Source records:
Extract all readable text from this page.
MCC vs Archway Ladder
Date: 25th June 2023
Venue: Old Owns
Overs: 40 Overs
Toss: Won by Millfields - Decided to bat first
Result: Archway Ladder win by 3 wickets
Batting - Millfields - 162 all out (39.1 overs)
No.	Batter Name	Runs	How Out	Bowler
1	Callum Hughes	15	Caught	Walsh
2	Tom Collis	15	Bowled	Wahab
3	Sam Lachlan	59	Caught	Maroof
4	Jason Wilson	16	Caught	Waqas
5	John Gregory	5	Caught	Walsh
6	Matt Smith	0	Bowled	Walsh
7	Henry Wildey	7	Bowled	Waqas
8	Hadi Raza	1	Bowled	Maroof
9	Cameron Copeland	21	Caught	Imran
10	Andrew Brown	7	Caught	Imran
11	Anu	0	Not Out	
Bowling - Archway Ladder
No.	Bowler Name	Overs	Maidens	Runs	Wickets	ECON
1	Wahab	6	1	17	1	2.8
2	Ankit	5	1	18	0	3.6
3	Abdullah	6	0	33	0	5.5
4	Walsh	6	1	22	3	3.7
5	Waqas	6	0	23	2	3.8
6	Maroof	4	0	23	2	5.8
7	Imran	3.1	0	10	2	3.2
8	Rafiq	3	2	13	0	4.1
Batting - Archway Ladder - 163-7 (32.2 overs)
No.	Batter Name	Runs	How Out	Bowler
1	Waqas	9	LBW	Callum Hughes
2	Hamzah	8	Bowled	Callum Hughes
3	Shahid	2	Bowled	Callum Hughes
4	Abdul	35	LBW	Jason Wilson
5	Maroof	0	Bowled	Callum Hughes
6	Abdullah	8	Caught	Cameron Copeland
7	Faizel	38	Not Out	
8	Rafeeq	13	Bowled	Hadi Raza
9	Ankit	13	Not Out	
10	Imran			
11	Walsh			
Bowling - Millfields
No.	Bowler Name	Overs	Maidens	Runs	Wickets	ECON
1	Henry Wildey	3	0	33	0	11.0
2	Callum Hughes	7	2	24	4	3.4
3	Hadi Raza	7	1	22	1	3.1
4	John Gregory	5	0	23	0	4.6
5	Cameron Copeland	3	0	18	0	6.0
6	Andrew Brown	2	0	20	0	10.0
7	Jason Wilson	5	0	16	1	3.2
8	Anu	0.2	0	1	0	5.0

:: Instructions to follow ::
In the entries above, find lines with "Hughes" and copy each.

:: Correct result ::
1	Callum Hughes	15	Caught	Walsh
1	Waqas	9	LBW	Callum Hughes
2	Hamzah	8	Bowled	Callum Hughes
3	Shahid	2	Bowled	Callum Hughes
5	Maroof	0	Bowled	Callum Hughes
2	Callum Hughes	7	2	24	4	3.4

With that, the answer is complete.